— start —
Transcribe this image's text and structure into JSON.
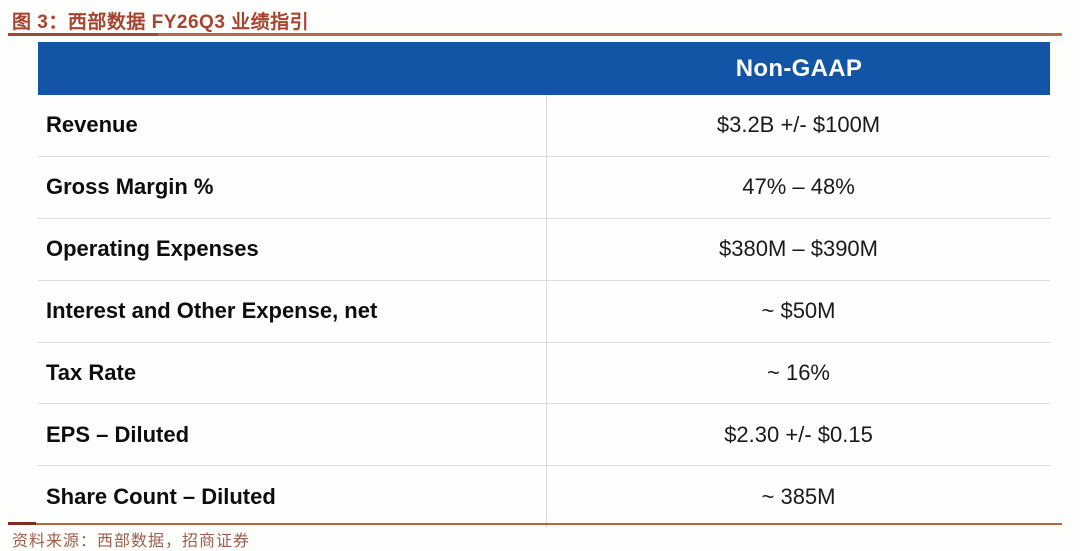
{
  "figure": {
    "title": "图 3：西部数据 FY26Q3 业绩指引"
  },
  "table": {
    "header": "Non-GAAP",
    "rows": [
      {
        "label": "Revenue",
        "value": "$3.2B +/- $100M"
      },
      {
        "label": "Gross Margin %",
        "value": "47% – 48%"
      },
      {
        "label": "Operating Expenses",
        "value": "$380M – $390M"
      },
      {
        "label": "Interest and Other Expense, net",
        "value": "~ $50M"
      },
      {
        "label": "Tax Rate",
        "value": "~ 16%"
      },
      {
        "label": "EPS – Diluted",
        "value": "$2.30 +/- $0.15"
      },
      {
        "label": "Share Count – Diluted",
        "value": "~ 385M"
      }
    ]
  },
  "footer": {
    "source": "资料来源：西部数据，招商证券"
  },
  "colors": {
    "header_bg": "#1254a6",
    "header_text": "#ffffff",
    "title_text": "#a8432f",
    "rule": "#b9653c",
    "source_text": "#9c5f4e",
    "row_divider": "#dcdcdc"
  }
}
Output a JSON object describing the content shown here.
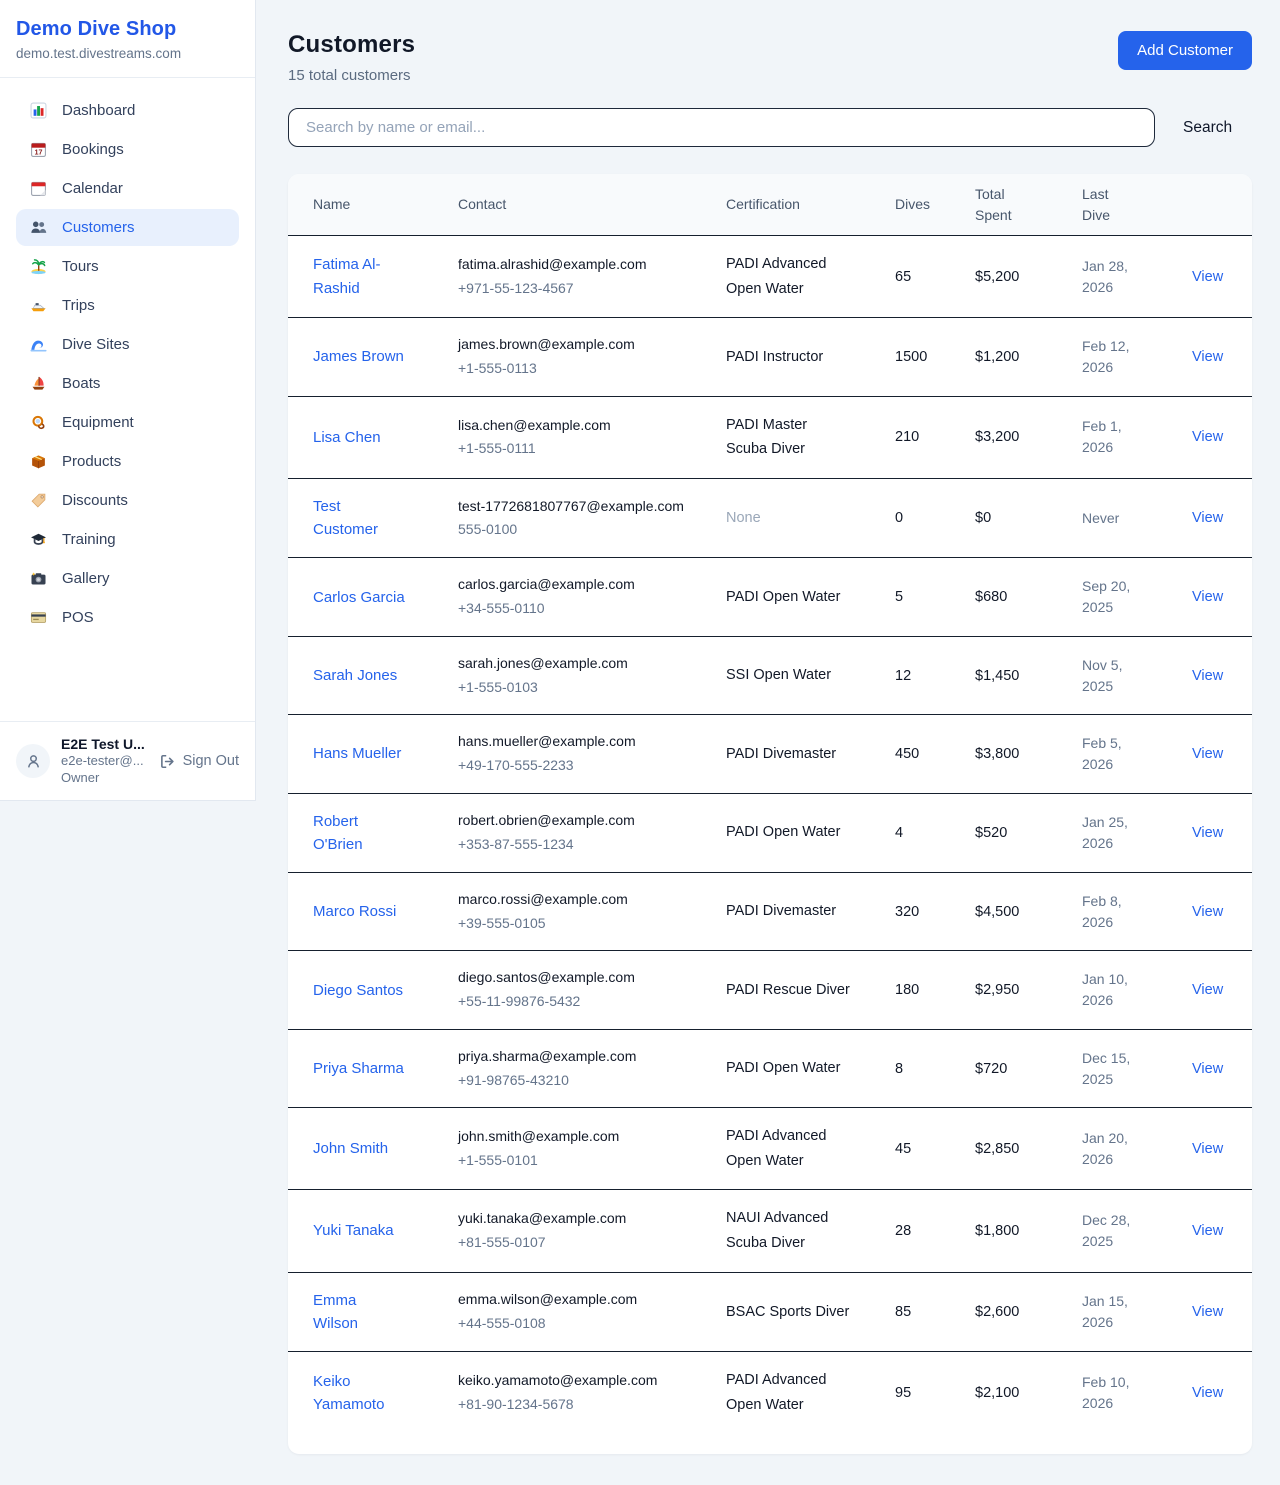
{
  "colors": {
    "accent": "#2563eb",
    "brand_text": "#2257e7",
    "page_bg": "#f1f5f9",
    "active_nav_bg": "#e8f0fd",
    "table_border": "#16202e",
    "table_header_bg": "#f8fafc",
    "muted_text": "#9aa7b8"
  },
  "sidebar": {
    "title": "Demo Dive Shop",
    "subdomain": "demo.test.divestreams.com",
    "items": [
      {
        "id": "dashboard",
        "label": "Dashboard",
        "active": false
      },
      {
        "id": "bookings",
        "label": "Bookings",
        "active": false
      },
      {
        "id": "calendar",
        "label": "Calendar",
        "active": false
      },
      {
        "id": "customers",
        "label": "Customers",
        "active": true
      },
      {
        "id": "tours",
        "label": "Tours",
        "active": false
      },
      {
        "id": "trips",
        "label": "Trips",
        "active": false
      },
      {
        "id": "dive-sites",
        "label": "Dive Sites",
        "active": false
      },
      {
        "id": "boats",
        "label": "Boats",
        "active": false
      },
      {
        "id": "equipment",
        "label": "Equipment",
        "active": false
      },
      {
        "id": "products",
        "label": "Products",
        "active": false
      },
      {
        "id": "discounts",
        "label": "Discounts",
        "active": false
      },
      {
        "id": "training",
        "label": "Training",
        "active": false
      },
      {
        "id": "gallery",
        "label": "Gallery",
        "active": false
      },
      {
        "id": "pos",
        "label": "POS",
        "active": false
      }
    ],
    "user": {
      "name": "E2E Test U...",
      "email": "e2e-tester@...",
      "role": "Owner",
      "signout_label": "Sign Out"
    }
  },
  "header": {
    "title": "Customers",
    "subtitle": "15 total customers",
    "add_button_label": "Add Customer"
  },
  "search": {
    "placeholder": "Search by name or email...",
    "button_label": "Search"
  },
  "table": {
    "columns": [
      "Name",
      "Contact",
      "Certification",
      "Dives",
      "Total Spent",
      "Last Dive"
    ],
    "rows": [
      {
        "name": "Fatima Al-Rashid",
        "email": "fatima.alrashid@example.com",
        "phone": "+971-55-123-4567",
        "certification": "PADI Advanced Open Water",
        "dives": "65",
        "total_spent": "$5,200",
        "last_dive": "Jan 28, 2026",
        "action": "View"
      },
      {
        "name": "James Brown",
        "email": "james.brown@example.com",
        "phone": "+1-555-0113",
        "certification": "PADI Instructor",
        "dives": "1500",
        "total_spent": "$1,200",
        "last_dive": "Feb 12, 2026",
        "action": "View"
      },
      {
        "name": "Lisa Chen",
        "email": "lisa.chen@example.com",
        "phone": "+1-555-0111",
        "certification": "PADI Master Scuba Diver",
        "dives": "210",
        "total_spent": "$3,200",
        "last_dive": "Feb 1, 2026",
        "action": "View"
      },
      {
        "name": "Test Customer",
        "email": "test-1772681807767@example.com",
        "phone": "555-0100",
        "certification": "None",
        "dives": "0",
        "total_spent": "$0",
        "last_dive": "Never",
        "action": "View"
      },
      {
        "name": "Carlos Garcia",
        "email": "carlos.garcia@example.com",
        "phone": "+34-555-0110",
        "certification": "PADI Open Water",
        "dives": "5",
        "total_spent": "$680",
        "last_dive": "Sep 20, 2025",
        "action": "View"
      },
      {
        "name": "Sarah Jones",
        "email": "sarah.jones@example.com",
        "phone": "+1-555-0103",
        "certification": "SSI Open Water",
        "dives": "12",
        "total_spent": "$1,450",
        "last_dive": "Nov 5, 2025",
        "action": "View"
      },
      {
        "name": "Hans Mueller",
        "email": "hans.mueller@example.com",
        "phone": "+49-170-555-2233",
        "certification": "PADI Divemaster",
        "dives": "450",
        "total_spent": "$3,800",
        "last_dive": "Feb 5, 2026",
        "action": "View"
      },
      {
        "name": "Robert O'Brien",
        "email": "robert.obrien@example.com",
        "phone": "+353-87-555-1234",
        "certification": "PADI Open Water",
        "dives": "4",
        "total_spent": "$520",
        "last_dive": "Jan 25, 2026",
        "action": "View"
      },
      {
        "name": "Marco Rossi",
        "email": "marco.rossi@example.com",
        "phone": "+39-555-0105",
        "certification": "PADI Divemaster",
        "dives": "320",
        "total_spent": "$4,500",
        "last_dive": "Feb 8, 2026",
        "action": "View"
      },
      {
        "name": "Diego Santos",
        "email": "diego.santos@example.com",
        "phone": "+55-11-99876-5432",
        "certification": "PADI Rescue Diver",
        "dives": "180",
        "total_spent": "$2,950",
        "last_dive": "Jan 10, 2026",
        "action": "View"
      },
      {
        "name": "Priya Sharma",
        "email": "priya.sharma@example.com",
        "phone": "+91-98765-43210",
        "certification": "PADI Open Water",
        "dives": "8",
        "total_spent": "$720",
        "last_dive": "Dec 15, 2025",
        "action": "View"
      },
      {
        "name": "John Smith",
        "email": "john.smith@example.com",
        "phone": "+1-555-0101",
        "certification": "PADI Advanced Open Water",
        "dives": "45",
        "total_spent": "$2,850",
        "last_dive": "Jan 20, 2026",
        "action": "View"
      },
      {
        "name": "Yuki Tanaka",
        "email": "yuki.tanaka@example.com",
        "phone": "+81-555-0107",
        "certification": "NAUI Advanced Scuba Diver",
        "dives": "28",
        "total_spent": "$1,800",
        "last_dive": "Dec 28, 2025",
        "action": "View"
      },
      {
        "name": "Emma Wilson",
        "email": "emma.wilson@example.com",
        "phone": "+44-555-0108",
        "certification": "BSAC Sports Diver",
        "dives": "85",
        "total_spent": "$2,600",
        "last_dive": "Jan 15, 2026",
        "action": "View"
      },
      {
        "name": "Keiko Yamamoto",
        "email": "keiko.yamamoto@example.com",
        "phone": "+81-90-1234-5678",
        "certification": "PADI Advanced Open Water",
        "dives": "95",
        "total_spent": "$2,100",
        "last_dive": "Feb 10, 2026",
        "action": "View"
      }
    ]
  }
}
— end —
- What you are asked to do -
Search the material above for "Diver". Pull out each line where it shows up.

- Task response -
        "certification": "PADI Master Scuba Diver",
        "certification": "PADI Rescue Diver",
        "certification": "NAUI Advanced Scuba Diver",
        "certification": "BSAC Sports Diver",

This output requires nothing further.